» ENTRIES PROVIDED

+ + + + + + +

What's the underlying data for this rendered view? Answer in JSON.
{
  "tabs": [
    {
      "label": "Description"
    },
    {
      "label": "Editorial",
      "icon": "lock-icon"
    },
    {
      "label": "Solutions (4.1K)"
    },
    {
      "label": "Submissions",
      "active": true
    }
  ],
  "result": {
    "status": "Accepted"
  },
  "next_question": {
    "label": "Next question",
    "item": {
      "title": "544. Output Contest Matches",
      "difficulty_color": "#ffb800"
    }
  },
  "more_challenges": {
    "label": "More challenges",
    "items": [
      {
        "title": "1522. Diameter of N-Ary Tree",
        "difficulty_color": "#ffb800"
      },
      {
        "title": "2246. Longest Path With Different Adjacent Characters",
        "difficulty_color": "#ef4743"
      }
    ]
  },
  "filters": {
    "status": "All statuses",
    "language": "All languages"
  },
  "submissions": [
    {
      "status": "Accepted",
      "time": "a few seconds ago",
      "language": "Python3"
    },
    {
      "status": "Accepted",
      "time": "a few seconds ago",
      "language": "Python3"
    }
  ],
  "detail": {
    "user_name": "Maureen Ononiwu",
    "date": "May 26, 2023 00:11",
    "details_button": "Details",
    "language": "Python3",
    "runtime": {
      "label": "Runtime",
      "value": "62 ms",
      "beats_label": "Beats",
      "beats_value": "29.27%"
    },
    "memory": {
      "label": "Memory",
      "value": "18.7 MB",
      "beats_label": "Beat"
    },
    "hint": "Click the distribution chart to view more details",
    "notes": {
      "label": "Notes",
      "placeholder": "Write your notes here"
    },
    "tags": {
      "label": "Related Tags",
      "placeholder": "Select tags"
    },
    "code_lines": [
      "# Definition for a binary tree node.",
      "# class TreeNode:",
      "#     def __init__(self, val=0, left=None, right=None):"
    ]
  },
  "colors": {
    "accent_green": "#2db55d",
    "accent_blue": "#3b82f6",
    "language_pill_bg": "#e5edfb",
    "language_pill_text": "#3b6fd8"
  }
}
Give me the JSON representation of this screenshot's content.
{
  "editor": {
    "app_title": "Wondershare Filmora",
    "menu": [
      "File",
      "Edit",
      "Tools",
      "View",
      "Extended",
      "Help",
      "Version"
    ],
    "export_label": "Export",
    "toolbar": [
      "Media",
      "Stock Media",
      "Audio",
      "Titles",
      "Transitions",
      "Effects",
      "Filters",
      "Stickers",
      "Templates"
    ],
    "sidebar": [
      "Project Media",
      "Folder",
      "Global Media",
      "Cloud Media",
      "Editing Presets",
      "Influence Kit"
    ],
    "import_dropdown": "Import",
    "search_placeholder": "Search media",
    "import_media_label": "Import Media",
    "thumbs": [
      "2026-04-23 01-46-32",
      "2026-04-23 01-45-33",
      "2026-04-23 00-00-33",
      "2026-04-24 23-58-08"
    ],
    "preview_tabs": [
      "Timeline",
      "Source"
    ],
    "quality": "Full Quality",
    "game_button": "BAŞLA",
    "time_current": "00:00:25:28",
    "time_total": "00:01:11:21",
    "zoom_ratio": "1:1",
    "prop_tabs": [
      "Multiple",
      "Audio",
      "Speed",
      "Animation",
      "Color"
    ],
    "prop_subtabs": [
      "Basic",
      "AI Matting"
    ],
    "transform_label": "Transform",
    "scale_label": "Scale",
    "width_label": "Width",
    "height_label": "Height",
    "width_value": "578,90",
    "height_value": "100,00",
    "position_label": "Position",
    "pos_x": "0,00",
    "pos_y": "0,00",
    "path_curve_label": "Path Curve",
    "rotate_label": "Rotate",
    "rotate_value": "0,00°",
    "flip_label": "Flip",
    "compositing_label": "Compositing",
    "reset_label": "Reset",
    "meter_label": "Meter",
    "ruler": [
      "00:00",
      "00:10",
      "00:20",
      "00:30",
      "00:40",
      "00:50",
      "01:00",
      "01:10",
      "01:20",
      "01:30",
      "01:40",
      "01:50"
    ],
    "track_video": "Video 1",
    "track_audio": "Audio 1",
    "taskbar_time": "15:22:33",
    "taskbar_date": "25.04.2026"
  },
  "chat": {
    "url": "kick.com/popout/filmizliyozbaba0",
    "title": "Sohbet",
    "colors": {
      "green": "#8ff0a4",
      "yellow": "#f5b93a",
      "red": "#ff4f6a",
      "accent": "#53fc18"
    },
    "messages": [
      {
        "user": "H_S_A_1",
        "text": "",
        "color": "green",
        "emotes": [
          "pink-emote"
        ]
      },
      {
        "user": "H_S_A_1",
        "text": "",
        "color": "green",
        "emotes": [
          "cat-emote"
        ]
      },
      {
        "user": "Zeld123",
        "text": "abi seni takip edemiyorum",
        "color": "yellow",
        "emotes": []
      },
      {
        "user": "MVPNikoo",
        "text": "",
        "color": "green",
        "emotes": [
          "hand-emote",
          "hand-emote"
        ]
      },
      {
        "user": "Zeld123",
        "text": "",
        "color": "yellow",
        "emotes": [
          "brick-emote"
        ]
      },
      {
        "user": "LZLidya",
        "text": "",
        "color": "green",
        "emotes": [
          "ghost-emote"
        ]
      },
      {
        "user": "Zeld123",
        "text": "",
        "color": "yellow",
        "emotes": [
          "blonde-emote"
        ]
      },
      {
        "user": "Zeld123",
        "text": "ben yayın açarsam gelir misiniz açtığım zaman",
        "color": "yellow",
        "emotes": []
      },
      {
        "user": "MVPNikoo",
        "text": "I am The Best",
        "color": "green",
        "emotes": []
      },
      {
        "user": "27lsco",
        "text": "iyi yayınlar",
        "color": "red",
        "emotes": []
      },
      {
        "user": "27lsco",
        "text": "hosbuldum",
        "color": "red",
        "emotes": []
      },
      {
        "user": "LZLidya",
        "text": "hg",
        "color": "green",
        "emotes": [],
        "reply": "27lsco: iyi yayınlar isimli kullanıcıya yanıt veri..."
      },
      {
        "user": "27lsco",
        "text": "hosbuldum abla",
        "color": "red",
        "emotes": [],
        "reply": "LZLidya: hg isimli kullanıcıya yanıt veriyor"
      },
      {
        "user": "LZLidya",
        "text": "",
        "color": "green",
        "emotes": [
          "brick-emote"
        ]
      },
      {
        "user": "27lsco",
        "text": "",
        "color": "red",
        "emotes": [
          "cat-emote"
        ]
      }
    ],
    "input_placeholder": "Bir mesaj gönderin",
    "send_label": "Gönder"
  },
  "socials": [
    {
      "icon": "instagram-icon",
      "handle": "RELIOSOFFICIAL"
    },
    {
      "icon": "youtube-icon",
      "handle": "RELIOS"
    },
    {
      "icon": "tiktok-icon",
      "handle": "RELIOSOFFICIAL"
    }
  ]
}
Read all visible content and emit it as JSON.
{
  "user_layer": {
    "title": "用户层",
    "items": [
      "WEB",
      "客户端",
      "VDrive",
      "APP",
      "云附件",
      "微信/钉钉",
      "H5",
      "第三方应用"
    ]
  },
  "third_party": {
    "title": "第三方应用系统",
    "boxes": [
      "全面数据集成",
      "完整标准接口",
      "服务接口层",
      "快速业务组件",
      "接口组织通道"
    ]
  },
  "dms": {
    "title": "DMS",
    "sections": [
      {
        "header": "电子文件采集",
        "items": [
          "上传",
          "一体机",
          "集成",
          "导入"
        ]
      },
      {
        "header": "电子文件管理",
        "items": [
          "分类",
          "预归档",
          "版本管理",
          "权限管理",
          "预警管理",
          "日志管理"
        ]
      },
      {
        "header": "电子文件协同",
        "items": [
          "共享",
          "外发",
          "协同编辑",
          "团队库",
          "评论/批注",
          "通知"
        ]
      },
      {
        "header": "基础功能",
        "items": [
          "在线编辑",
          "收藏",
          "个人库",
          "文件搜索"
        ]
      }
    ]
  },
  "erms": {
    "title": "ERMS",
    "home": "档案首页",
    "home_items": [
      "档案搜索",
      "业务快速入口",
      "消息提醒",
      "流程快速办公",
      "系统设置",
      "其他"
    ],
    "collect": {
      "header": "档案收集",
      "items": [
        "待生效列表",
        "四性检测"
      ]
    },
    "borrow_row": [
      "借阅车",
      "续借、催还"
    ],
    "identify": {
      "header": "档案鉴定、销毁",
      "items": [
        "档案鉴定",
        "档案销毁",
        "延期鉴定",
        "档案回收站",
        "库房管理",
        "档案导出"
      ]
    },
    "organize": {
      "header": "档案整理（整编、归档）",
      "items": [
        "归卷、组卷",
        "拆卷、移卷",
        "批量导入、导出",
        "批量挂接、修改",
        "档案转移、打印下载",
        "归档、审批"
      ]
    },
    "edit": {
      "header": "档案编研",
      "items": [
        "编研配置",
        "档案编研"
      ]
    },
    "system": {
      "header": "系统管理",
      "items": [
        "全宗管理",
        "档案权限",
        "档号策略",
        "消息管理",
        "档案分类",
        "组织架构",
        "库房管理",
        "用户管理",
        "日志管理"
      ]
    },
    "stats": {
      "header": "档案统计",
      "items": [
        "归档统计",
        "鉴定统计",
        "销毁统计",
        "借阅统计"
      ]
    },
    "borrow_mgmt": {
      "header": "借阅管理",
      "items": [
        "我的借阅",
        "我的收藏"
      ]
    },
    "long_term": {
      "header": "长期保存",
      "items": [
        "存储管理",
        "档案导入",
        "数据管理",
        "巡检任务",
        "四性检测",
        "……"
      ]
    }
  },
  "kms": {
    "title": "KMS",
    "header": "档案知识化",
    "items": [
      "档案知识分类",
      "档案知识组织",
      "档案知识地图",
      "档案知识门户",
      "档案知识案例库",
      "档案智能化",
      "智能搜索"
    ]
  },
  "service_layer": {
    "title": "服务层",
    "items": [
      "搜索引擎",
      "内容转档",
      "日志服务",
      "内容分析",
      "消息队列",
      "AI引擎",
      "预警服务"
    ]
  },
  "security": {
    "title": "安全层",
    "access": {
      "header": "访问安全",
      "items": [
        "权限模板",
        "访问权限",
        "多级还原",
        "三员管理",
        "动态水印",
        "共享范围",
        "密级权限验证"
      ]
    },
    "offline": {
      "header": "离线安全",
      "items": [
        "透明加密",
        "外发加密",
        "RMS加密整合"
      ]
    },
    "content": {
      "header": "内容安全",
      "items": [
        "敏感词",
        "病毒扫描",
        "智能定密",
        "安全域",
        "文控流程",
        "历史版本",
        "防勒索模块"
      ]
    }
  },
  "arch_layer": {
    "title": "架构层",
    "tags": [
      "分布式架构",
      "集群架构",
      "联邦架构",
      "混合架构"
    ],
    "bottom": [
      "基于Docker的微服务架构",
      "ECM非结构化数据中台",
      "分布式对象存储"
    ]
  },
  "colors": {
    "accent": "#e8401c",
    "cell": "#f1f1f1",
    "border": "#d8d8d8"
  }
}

+ + + + + + +

» STATED TASK
Read the entries and select each line where the word "hosbuldum" is found.

» REPLY TO THE EXERCISE
        "text": "hosbuldum",
        "text": "hosbuldum abla",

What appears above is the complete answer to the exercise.